-- Begin Stored data --

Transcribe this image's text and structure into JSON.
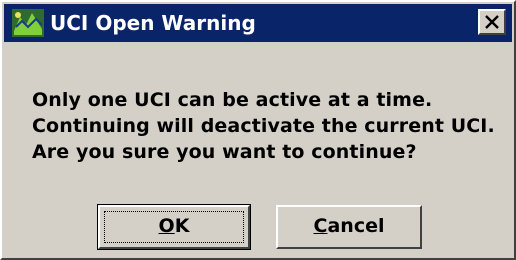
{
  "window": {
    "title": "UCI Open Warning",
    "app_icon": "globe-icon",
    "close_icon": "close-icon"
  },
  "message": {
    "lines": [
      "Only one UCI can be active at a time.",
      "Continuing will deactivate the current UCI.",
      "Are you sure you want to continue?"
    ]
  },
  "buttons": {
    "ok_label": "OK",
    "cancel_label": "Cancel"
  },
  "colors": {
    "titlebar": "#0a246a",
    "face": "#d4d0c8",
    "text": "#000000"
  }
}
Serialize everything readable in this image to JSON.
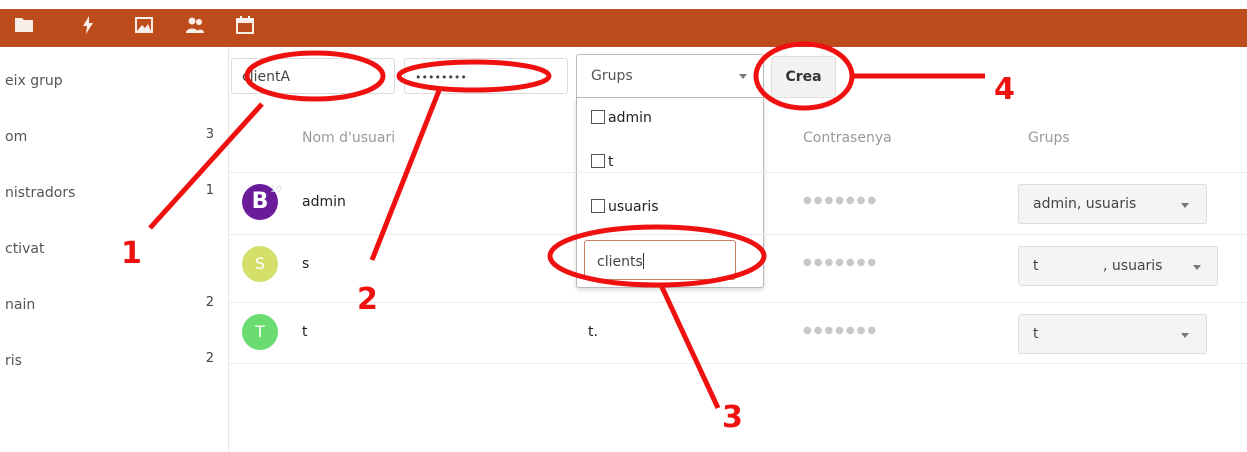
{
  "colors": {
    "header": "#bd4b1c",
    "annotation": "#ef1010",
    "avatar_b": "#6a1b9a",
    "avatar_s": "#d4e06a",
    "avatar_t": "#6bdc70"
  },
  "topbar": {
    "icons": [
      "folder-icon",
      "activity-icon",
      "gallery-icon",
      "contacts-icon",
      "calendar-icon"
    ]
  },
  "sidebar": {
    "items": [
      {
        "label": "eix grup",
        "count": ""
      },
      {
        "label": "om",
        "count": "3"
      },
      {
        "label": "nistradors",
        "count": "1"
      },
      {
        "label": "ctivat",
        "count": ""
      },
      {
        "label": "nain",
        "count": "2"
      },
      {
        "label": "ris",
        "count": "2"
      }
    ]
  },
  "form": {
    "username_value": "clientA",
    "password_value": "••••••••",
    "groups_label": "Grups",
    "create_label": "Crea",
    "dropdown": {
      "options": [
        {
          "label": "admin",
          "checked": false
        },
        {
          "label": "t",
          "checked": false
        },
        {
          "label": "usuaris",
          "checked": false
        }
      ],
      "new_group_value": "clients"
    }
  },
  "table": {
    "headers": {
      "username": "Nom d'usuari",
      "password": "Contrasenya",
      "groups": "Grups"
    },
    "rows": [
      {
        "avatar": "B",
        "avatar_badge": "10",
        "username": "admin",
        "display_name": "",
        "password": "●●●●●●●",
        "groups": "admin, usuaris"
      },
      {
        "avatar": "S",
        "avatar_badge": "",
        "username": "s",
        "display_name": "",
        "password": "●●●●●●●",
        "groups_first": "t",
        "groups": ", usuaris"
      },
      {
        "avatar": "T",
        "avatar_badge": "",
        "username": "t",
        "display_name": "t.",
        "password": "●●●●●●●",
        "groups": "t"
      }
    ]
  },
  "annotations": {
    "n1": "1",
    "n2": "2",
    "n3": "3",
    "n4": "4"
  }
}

-- End Stored data --

Exercise:
Reproduce every entry word for word, but omit the pictures.

Task solution:
Transcribe this image's text and structure into JSON.
{
  "window": {
    "title": "UCI Open Warning",
    "app_icon": "globe-icon",
    "close_icon": "close-icon"
  },
  "message": {
    "lines": [
      "Only one UCI can be active at a time.",
      "Continuing will deactivate the current UCI.",
      "Are you sure you want to continue?"
    ]
  },
  "buttons": {
    "ok_label": "OK",
    "cancel_label": "Cancel"
  },
  "colors": {
    "titlebar": "#0a246a",
    "face": "#d4d0c8",
    "text": "#000000"
  }
}
Serialize everything readable in this image to JSON.
{
  "colors": {
    "header": "#bd4b1c",
    "annotation": "#ef1010",
    "avatar_b": "#6a1b9a",
    "avatar_s": "#d4e06a",
    "avatar_t": "#6bdc70"
  },
  "topbar": {
    "icons": [
      "folder-icon",
      "activity-icon",
      "gallery-icon",
      "contacts-icon",
      "calendar-icon"
    ]
  },
  "sidebar": {
    "items": [
      {
        "label": "eix grup",
        "count": ""
      },
      {
        "label": "om",
        "count": "3"
      },
      {
        "label": "nistradors",
        "count": "1"
      },
      {
        "label": "ctivat",
        "count": ""
      },
      {
        "label": "nain",
        "count": "2"
      },
      {
        "label": "ris",
        "count": "2"
      }
    ]
  },
  "form": {
    "username_value": "clientA",
    "password_value": "••••••••",
    "groups_label": "Grups",
    "create_label": "Crea",
    "dropdown": {
      "options": [
        {
          "label": "admin",
          "checked": false
        },
        {
          "label": "t",
          "checked": false
        },
        {
          "label": "usuaris",
          "checked": false
        }
      ],
      "new_group_value": "clients"
    }
  },
  "table": {
    "headers": {
      "username": "Nom d'usuari",
      "password": "Contrasenya",
      "groups": "Grups"
    },
    "rows": [
      {
        "avatar": "B",
        "avatar_badge": "10",
        "username": "admin",
        "display_name": "",
        "password": "●●●●●●●",
        "groups": "admin, usuaris"
      },
      {
        "avatar": "S",
        "avatar_badge": "",
        "username": "s",
        "display_name": "",
        "password": "●●●●●●●",
        "groups_first": "t",
        "groups": ", usuaris"
      },
      {
        "avatar": "T",
        "avatar_badge": "",
        "username": "t",
        "display_name": "t.",
        "password": "●●●●●●●",
        "groups": "t"
      }
    ]
  },
  "annotations": {
    "n1": "1",
    "n2": "2",
    "n3": "3",
    "n4": "4"
  }
}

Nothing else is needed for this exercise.